------ EXERCISE DATA

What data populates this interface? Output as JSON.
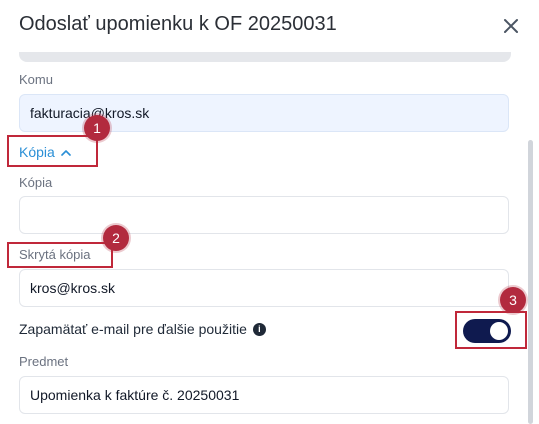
{
  "dialog": {
    "title": "Odoslať upomienku k OF 20250031",
    "close_icon": "close-icon"
  },
  "form": {
    "to_label": "Komu",
    "to_value": "fakturacia@kros.sk",
    "cc_toggle_label": "Kópia",
    "cc_toggle_icon": "chevron-up-icon",
    "cc_label": "Kópia",
    "cc_value": "",
    "bcc_label": "Skrytá kópia",
    "bcc_value": "kros@kros.sk",
    "remember_label": "Zapamätať e-mail pre ďalšie použitie",
    "remember_info_icon": "info-icon",
    "remember_on": true,
    "subject_label": "Predmet",
    "subject_value": "Upomienka k faktúre č. 20250031"
  },
  "annotations": {
    "badge1": "1",
    "badge2": "2",
    "badge3": "3"
  },
  "colors": {
    "accent": "#2a8fd6",
    "toggle_on": "#0f1a4f",
    "highlight": "#c0283a",
    "badge": "#b22a3e"
  }
}
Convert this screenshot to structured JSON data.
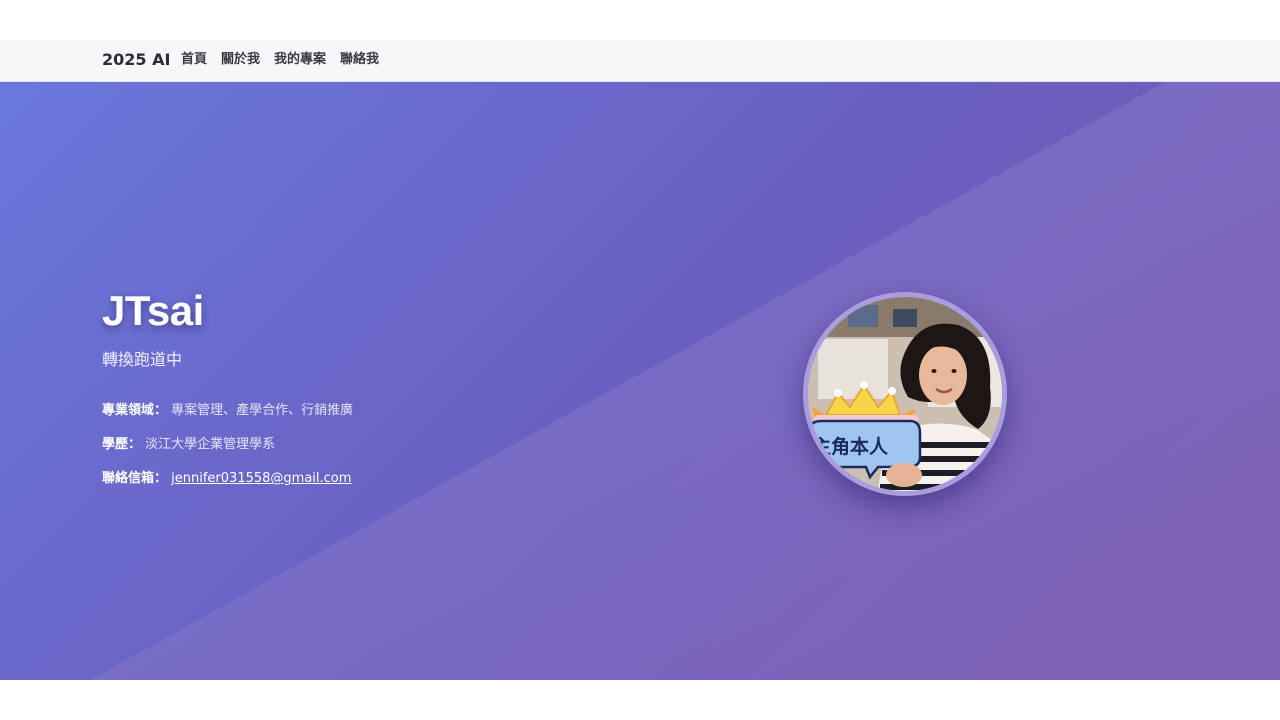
{
  "nav": {
    "brand": "2025 AI",
    "links": [
      "首頁",
      "關於我",
      "我的專案",
      "聯絡我"
    ]
  },
  "hero": {
    "name": "JTsai",
    "tagline": "轉換跑道中",
    "info": [
      {
        "label": "專業領域：",
        "value": "專案管理、產學合作、行銷推廣"
      },
      {
        "label": "學歷：",
        "value": "淡江大學企業管理學系"
      },
      {
        "label": "聯絡信箱：",
        "value": "jennifer031558@gmail.com"
      }
    ],
    "avatar_sign_text": "主角本人"
  },
  "colors": {
    "hero_gradient_start": "#6a78dc",
    "hero_gradient_mid": "#6a5fc0",
    "hero_gradient_end": "#7b5ab0",
    "navbar_bg": "#f7f7fa"
  }
}
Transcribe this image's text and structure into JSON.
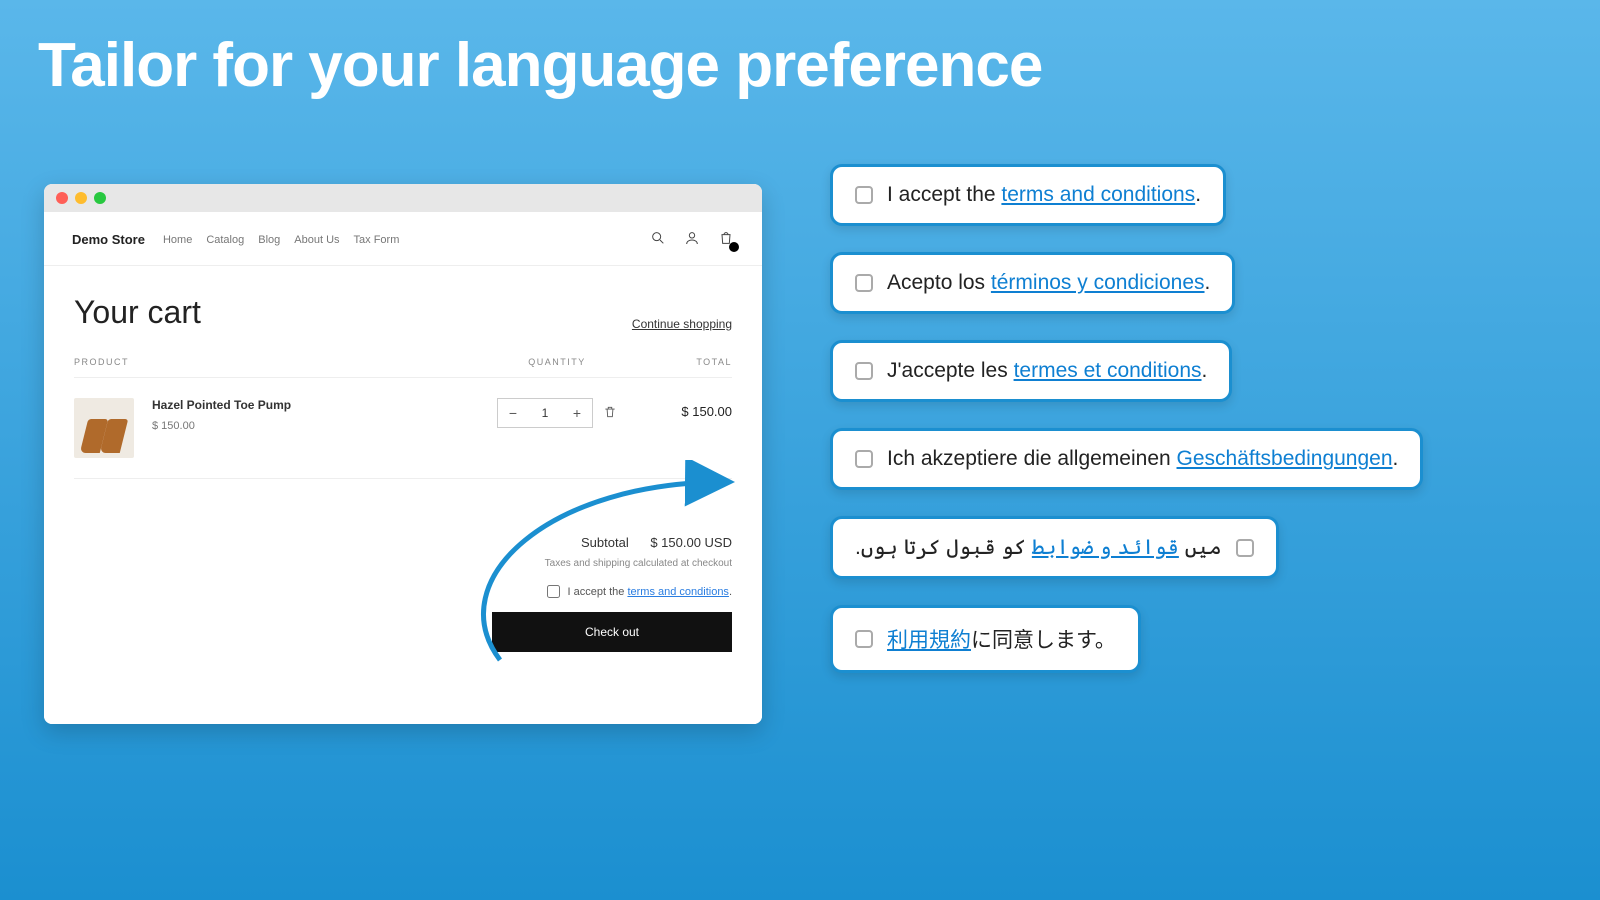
{
  "headline": "Tailor for your language preference",
  "browser": {
    "store_name": "Demo Store",
    "nav": [
      "Home",
      "Catalog",
      "Blog",
      "About Us",
      "Tax Form"
    ],
    "cart_title": "Your cart",
    "continue_shopping": "Continue shopping",
    "cols": {
      "product": "PRODUCT",
      "quantity": "QUANTITY",
      "total": "TOTAL"
    },
    "item": {
      "name": "Hazel Pointed Toe Pump",
      "price": "$ 150.00",
      "qty": "1",
      "line_total": "$ 150.00"
    },
    "subtotal_label": "Subtotal",
    "subtotal_value": "$ 150.00 USD",
    "tax_note": "Taxes and shipping calculated at checkout",
    "terms_prefix": "I accept the ",
    "terms_link": "terms and conditions",
    "terms_suffix": ".",
    "checkout": "Check out"
  },
  "cards": [
    {
      "prefix": "I accept the ",
      "link": "terms and conditions",
      "suffix": "."
    },
    {
      "prefix": "Acepto los ",
      "link": "términos y condiciones",
      "suffix": "."
    },
    {
      "prefix": "J'accepte les ",
      "link": "termes et conditions",
      "suffix": "."
    },
    {
      "prefix": "Ich akzeptiere die allgemeinen ",
      "link": "Geschäftsbedingungen",
      "suffix": "."
    },
    {
      "prefix": "میں ",
      "link": "قوائد و ضوابط",
      "suffix": " کو قبول کرتا ہوں.",
      "rtl": true
    },
    {
      "prefix": "",
      "link": "利用規約",
      "suffix": "に同意します。"
    }
  ]
}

------------

• _WHAT THE EXERCISE ASKS_
Extract the full listing above verbatim; pictures are to be left out of the copy.

• _EXERCISE OUTPUT_
What data populates this interface? Output as JSON.
{
  "dialog": {
    "title": "Odoslať upomienku k OF 20250031",
    "close_icon": "close-icon"
  },
  "form": {
    "to_label": "Komu",
    "to_value": "fakturacia@kros.sk",
    "cc_toggle_label": "Kópia",
    "cc_toggle_icon": "chevron-up-icon",
    "cc_label": "Kópia",
    "cc_value": "",
    "bcc_label": "Skrytá kópia",
    "bcc_value": "kros@kros.sk",
    "remember_label": "Zapamätať e-mail pre ďalšie použitie",
    "remember_info_icon": "info-icon",
    "remember_on": true,
    "subject_label": "Predmet",
    "subject_value": "Upomienka k faktúre č. 20250031"
  },
  "annotations": {
    "badge1": "1",
    "badge2": "2",
    "badge3": "3"
  },
  "colors": {
    "accent": "#2a8fd6",
    "toggle_on": "#0f1a4f",
    "highlight": "#c0283a",
    "badge": "#b22a3e"
  }
}
Convert this screenshot to structured JSON data.
{
  "nav": {
    "brand": "2025 AI",
    "links": [
      "首頁",
      "關於我",
      "我的專案",
      "聯絡我"
    ]
  },
  "hero": {
    "name": "JTsai",
    "tagline": "轉換跑道中",
    "info": [
      {
        "label": "專業領域：",
        "value": "專案管理、產學合作、行銷推廣"
      },
      {
        "label": "學歷：",
        "value": "淡江大學企業管理學系"
      },
      {
        "label": "聯絡信箱：",
        "value": "jennifer031558@gmail.com"
      }
    ],
    "avatar_sign_text": "主角本人"
  },
  "colors": {
    "hero_gradient_start": "#6a78dc",
    "hero_gradient_mid": "#6a5fc0",
    "hero_gradient_end": "#7b5ab0",
    "navbar_bg": "#f7f7fa"
  }
}
Transcribe this image's text and structure into JSON.
{
  "headline": "Tailor for your language preference",
  "browser": {
    "store_name": "Demo Store",
    "nav": [
      "Home",
      "Catalog",
      "Blog",
      "About Us",
      "Tax Form"
    ],
    "cart_title": "Your cart",
    "continue_shopping": "Continue shopping",
    "cols": {
      "product": "PRODUCT",
      "quantity": "QUANTITY",
      "total": "TOTAL"
    },
    "item": {
      "name": "Hazel Pointed Toe Pump",
      "price": "$ 150.00",
      "qty": "1",
      "line_total": "$ 150.00"
    },
    "subtotal_label": "Subtotal",
    "subtotal_value": "$ 150.00 USD",
    "tax_note": "Taxes and shipping calculated at checkout",
    "terms_prefix": "I accept the ",
    "terms_link": "terms and conditions",
    "terms_suffix": ".",
    "checkout": "Check out"
  },
  "cards": [
    {
      "prefix": "I accept the ",
      "link": "terms and conditions",
      "suffix": "."
    },
    {
      "prefix": "Acepto los ",
      "link": "términos y condiciones",
      "suffix": "."
    },
    {
      "prefix": "J'accepte les ",
      "link": "termes et conditions",
      "suffix": "."
    },
    {
      "prefix": "Ich akzeptiere die allgemeinen ",
      "link": "Geschäftsbedingungen",
      "suffix": "."
    },
    {
      "prefix": "میں ",
      "link": "قوائد و ضوابط",
      "suffix": " کو قبول کرتا ہوں.",
      "rtl": true
    },
    {
      "prefix": "",
      "link": "利用規約",
      "suffix": "に同意します。"
    }
  ]
}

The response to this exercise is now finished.